▸ Task to complete
The records below are to be quoted in full; please keep every word exact.

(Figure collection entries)
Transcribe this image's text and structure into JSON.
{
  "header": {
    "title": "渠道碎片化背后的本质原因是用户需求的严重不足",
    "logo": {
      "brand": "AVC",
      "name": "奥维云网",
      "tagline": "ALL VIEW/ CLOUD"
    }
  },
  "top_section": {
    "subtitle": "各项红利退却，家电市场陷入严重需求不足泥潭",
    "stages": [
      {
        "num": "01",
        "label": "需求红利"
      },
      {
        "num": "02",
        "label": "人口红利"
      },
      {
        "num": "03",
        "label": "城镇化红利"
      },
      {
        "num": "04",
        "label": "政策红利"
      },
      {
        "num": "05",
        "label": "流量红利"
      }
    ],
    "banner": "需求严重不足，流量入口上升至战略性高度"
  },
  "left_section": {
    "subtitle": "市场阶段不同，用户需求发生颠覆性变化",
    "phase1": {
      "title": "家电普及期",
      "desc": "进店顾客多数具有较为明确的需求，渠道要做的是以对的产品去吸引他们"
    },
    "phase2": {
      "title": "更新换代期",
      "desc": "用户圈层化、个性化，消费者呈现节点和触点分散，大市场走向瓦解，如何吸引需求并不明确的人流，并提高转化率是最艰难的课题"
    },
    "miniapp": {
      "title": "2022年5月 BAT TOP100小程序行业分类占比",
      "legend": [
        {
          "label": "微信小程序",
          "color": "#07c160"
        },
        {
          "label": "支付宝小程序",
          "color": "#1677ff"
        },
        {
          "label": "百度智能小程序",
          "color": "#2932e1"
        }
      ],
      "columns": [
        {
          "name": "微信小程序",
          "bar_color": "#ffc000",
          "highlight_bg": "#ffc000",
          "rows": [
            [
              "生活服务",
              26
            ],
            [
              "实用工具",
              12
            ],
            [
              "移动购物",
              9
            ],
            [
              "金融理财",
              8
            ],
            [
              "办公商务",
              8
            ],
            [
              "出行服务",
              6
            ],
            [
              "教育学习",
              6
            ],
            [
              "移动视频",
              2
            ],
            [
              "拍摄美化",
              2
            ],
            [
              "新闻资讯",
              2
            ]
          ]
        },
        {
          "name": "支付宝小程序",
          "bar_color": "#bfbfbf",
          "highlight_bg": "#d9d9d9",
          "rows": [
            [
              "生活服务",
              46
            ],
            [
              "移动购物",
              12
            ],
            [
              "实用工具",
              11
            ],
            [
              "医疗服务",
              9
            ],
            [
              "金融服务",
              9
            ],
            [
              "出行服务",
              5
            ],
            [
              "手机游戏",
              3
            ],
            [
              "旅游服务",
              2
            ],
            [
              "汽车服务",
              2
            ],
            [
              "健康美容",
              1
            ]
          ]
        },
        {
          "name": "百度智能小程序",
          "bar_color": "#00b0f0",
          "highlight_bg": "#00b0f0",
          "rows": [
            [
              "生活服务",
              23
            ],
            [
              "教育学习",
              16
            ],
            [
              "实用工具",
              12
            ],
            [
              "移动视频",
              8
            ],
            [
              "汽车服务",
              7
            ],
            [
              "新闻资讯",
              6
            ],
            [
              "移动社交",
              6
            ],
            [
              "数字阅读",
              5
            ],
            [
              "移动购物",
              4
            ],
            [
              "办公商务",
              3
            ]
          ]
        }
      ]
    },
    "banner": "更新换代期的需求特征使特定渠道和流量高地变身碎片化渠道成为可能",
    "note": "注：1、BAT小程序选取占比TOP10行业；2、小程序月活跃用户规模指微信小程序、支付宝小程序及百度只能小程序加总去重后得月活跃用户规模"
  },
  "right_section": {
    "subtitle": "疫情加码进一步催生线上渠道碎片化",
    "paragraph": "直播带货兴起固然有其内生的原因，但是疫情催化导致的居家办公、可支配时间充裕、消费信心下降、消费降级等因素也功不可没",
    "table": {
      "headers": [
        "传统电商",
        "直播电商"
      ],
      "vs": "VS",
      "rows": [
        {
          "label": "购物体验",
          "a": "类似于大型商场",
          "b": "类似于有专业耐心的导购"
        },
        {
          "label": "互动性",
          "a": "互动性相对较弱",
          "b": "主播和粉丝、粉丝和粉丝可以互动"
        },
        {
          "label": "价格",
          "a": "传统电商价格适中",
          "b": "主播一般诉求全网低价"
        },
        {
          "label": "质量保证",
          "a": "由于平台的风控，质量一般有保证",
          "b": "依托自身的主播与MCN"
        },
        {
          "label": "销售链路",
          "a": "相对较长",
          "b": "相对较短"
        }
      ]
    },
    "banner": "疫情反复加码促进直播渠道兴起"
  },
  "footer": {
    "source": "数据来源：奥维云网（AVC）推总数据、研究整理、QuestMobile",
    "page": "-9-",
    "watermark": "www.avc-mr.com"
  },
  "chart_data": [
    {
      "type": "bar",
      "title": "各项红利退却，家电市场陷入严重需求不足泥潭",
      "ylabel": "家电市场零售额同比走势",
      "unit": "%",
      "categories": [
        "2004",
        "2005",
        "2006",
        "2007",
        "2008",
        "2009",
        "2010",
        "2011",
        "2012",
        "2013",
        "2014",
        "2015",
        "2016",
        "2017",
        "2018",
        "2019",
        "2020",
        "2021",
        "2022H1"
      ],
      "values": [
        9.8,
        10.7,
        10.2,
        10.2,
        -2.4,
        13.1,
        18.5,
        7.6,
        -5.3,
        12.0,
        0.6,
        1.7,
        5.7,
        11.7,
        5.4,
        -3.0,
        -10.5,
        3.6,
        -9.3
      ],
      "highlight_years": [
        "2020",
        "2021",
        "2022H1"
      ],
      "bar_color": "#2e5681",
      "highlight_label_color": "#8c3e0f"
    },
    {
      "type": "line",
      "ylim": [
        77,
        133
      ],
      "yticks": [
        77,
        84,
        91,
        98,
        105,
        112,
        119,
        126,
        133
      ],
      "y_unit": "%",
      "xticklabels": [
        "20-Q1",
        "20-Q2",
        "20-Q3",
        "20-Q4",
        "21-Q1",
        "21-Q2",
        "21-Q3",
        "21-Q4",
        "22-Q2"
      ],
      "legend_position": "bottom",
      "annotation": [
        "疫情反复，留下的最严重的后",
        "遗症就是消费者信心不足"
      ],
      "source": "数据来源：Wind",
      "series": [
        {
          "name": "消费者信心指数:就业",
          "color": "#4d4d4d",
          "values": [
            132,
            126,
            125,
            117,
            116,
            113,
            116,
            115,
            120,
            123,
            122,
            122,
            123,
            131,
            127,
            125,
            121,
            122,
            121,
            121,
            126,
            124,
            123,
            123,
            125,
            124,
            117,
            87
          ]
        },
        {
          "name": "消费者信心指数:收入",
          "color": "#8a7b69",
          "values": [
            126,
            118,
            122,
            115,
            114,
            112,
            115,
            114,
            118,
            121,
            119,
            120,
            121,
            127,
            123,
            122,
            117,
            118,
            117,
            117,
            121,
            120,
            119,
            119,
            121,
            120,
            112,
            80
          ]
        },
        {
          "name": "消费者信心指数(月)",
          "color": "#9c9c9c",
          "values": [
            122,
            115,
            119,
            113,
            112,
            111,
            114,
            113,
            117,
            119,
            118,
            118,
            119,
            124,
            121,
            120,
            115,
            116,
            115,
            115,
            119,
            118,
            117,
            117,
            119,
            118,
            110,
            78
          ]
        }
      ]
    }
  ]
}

▸ Output for this exercise
Transcribe this image's text and structure into JSON.
{
  "header": {
    "title": "渠道碎片化背后的本质原因是用户需求的严重不足",
    "logo": {
      "brand": "AVC",
      "name": "奥维云网",
      "tagline": "ALL VIEW/ CLOUD"
    }
  },
  "top_section": {
    "subtitle": "各项红利退却，家电市场陷入严重需求不足泥潭",
    "stages": [
      {
        "num": "01",
        "label": "需求红利"
      },
      {
        "num": "02",
        "label": "人口红利"
      },
      {
        "num": "03",
        "label": "城镇化红利"
      },
      {
        "num": "04",
        "label": "政策红利"
      },
      {
        "num": "05",
        "label": "流量红利"
      }
    ],
    "banner": "需求严重不足，流量入口上升至战略性高度"
  },
  "left_section": {
    "subtitle": "市场阶段不同，用户需求发生颠覆性变化",
    "phase1": {
      "title": "家电普及期",
      "desc": "进店顾客多数具有较为明确的需求，渠道要做的是以对的产品去吸引他们"
    },
    "phase2": {
      "title": "更新换代期",
      "desc": "用户圈层化、个性化，消费者呈现节点和触点分散，大市场走向瓦解，如何吸引需求并不明确的人流，并提高转化率是最艰难的课题"
    },
    "miniapp": {
      "title": "2022年5月 BAT TOP100小程序行业分类占比",
      "legend": [
        {
          "label": "微信小程序",
          "color": "#07c160"
        },
        {
          "label": "支付宝小程序",
          "color": "#1677ff"
        },
        {
          "label": "百度智能小程序",
          "color": "#2932e1"
        }
      ],
      "columns": [
        {
          "name": "微信小程序",
          "bar_color": "#ffc000",
          "highlight_bg": "#ffc000",
          "rows": [
            [
              "生活服务",
              26
            ],
            [
              "实用工具",
              12
            ],
            [
              "移动购物",
              9
            ],
            [
              "金融理财",
              8
            ],
            [
              "办公商务",
              8
            ],
            [
              "出行服务",
              6
            ],
            [
              "教育学习",
              6
            ],
            [
              "移动视频",
              2
            ],
            [
              "拍摄美化",
              2
            ],
            [
              "新闻资讯",
              2
            ]
          ]
        },
        {
          "name": "支付宝小程序",
          "bar_color": "#bfbfbf",
          "highlight_bg": "#d9d9d9",
          "rows": [
            [
              "生活服务",
              46
            ],
            [
              "移动购物",
              12
            ],
            [
              "实用工具",
              11
            ],
            [
              "医疗服务",
              9
            ],
            [
              "金融服务",
              9
            ],
            [
              "出行服务",
              5
            ],
            [
              "手机游戏",
              3
            ],
            [
              "旅游服务",
              2
            ],
            [
              "汽车服务",
              2
            ],
            [
              "健康美容",
              1
            ]
          ]
        },
        {
          "name": "百度智能小程序",
          "bar_color": "#00b0f0",
          "highlight_bg": "#00b0f0",
          "rows": [
            [
              "生活服务",
              23
            ],
            [
              "教育学习",
              16
            ],
            [
              "实用工具",
              12
            ],
            [
              "移动视频",
              8
            ],
            [
              "汽车服务",
              7
            ],
            [
              "新闻资讯",
              6
            ],
            [
              "移动社交",
              6
            ],
            [
              "数字阅读",
              5
            ],
            [
              "移动购物",
              4
            ],
            [
              "办公商务",
              3
            ]
          ]
        }
      ]
    },
    "banner": "更新换代期的需求特征使特定渠道和流量高地变身碎片化渠道成为可能",
    "note": "注：1、BAT小程序选取占比TOP10行业；2、小程序月活跃用户规模指微信小程序、支付宝小程序及百度只能小程序加总去重后得月活跃用户规模"
  },
  "right_section": {
    "subtitle": "疫情加码进一步催生线上渠道碎片化",
    "paragraph": "直播带货兴起固然有其内生的原因，但是疫情催化导致的居家办公、可支配时间充裕、消费信心下降、消费降级等因素也功不可没",
    "table": {
      "headers": [
        "传统电商",
        "直播电商"
      ],
      "vs": "VS",
      "rows": [
        {
          "label": "购物体验",
          "a": "类似于大型商场",
          "b": "类似于有专业耐心的导购"
        },
        {
          "label": "互动性",
          "a": "互动性相对较弱",
          "b": "主播和粉丝、粉丝和粉丝可以互动"
        },
        {
          "label": "价格",
          "a": "传统电商价格适中",
          "b": "主播一般诉求全网低价"
        },
        {
          "label": "质量保证",
          "a": "由于平台的风控，质量一般有保证",
          "b": "依托自身的主播与MCN"
        },
        {
          "label": "销售链路",
          "a": "相对较长",
          "b": "相对较短"
        }
      ]
    },
    "banner": "疫情反复加码促进直播渠道兴起"
  },
  "footer": {
    "source": "数据来源：奥维云网（AVC）推总数据、研究整理、QuestMobile",
    "page": "-9-",
    "watermark": "www.avc-mr.com"
  },
  "chart_data": [
    {
      "type": "bar",
      "title": "各项红利退却，家电市场陷入严重需求不足泥潭",
      "ylabel": "家电市场零售额同比走势",
      "unit": "%",
      "categories": [
        "2004",
        "2005",
        "2006",
        "2007",
        "2008",
        "2009",
        "2010",
        "2011",
        "2012",
        "2013",
        "2014",
        "2015",
        "2016",
        "2017",
        "2018",
        "2019",
        "2020",
        "2021",
        "2022H1"
      ],
      "values": [
        9.8,
        10.7,
        10.2,
        10.2,
        -2.4,
        13.1,
        18.5,
        7.6,
        -5.3,
        12.0,
        0.6,
        1.7,
        5.7,
        11.7,
        5.4,
        -3.0,
        -10.5,
        3.6,
        -9.3
      ],
      "highlight_years": [
        "2020",
        "2021",
        "2022H1"
      ],
      "bar_color": "#2e5681",
      "highlight_label_color": "#8c3e0f"
    },
    {
      "type": "line",
      "ylim": [
        77,
        133
      ],
      "yticks": [
        77,
        84,
        91,
        98,
        105,
        112,
        119,
        126,
        133
      ],
      "y_unit": "%",
      "xticklabels": [
        "20-Q1",
        "20-Q2",
        "20-Q3",
        "20-Q4",
        "21-Q1",
        "21-Q2",
        "21-Q3",
        "21-Q4",
        "22-Q2"
      ],
      "legend_position": "bottom",
      "annotation": [
        "疫情反复，留下的最严重的后",
        "遗症就是消费者信心不足"
      ],
      "source": "数据来源：Wind",
      "series": [
        {
          "name": "消费者信心指数:就业",
          "color": "#4d4d4d",
          "values": [
            132,
            126,
            125,
            117,
            116,
            113,
            116,
            115,
            120,
            123,
            122,
            122,
            123,
            131,
            127,
            125,
            121,
            122,
            121,
            121,
            126,
            124,
            123,
            123,
            125,
            124,
            117,
            87
          ]
        },
        {
          "name": "消费者信心指数:收入",
          "color": "#8a7b69",
          "values": [
            126,
            118,
            122,
            115,
            114,
            112,
            115,
            114,
            118,
            121,
            119,
            120,
            121,
            127,
            123,
            122,
            117,
            118,
            117,
            117,
            121,
            120,
            119,
            119,
            121,
            120,
            112,
            80
          ]
        },
        {
          "name": "消费者信心指数(月)",
          "color": "#9c9c9c",
          "values": [
            122,
            115,
            119,
            113,
            112,
            111,
            114,
            113,
            117,
            119,
            118,
            118,
            119,
            124,
            121,
            120,
            115,
            116,
            115,
            115,
            119,
            118,
            117,
            117,
            119,
            118,
            110,
            78
          ]
        }
      ]
    }
  ]
}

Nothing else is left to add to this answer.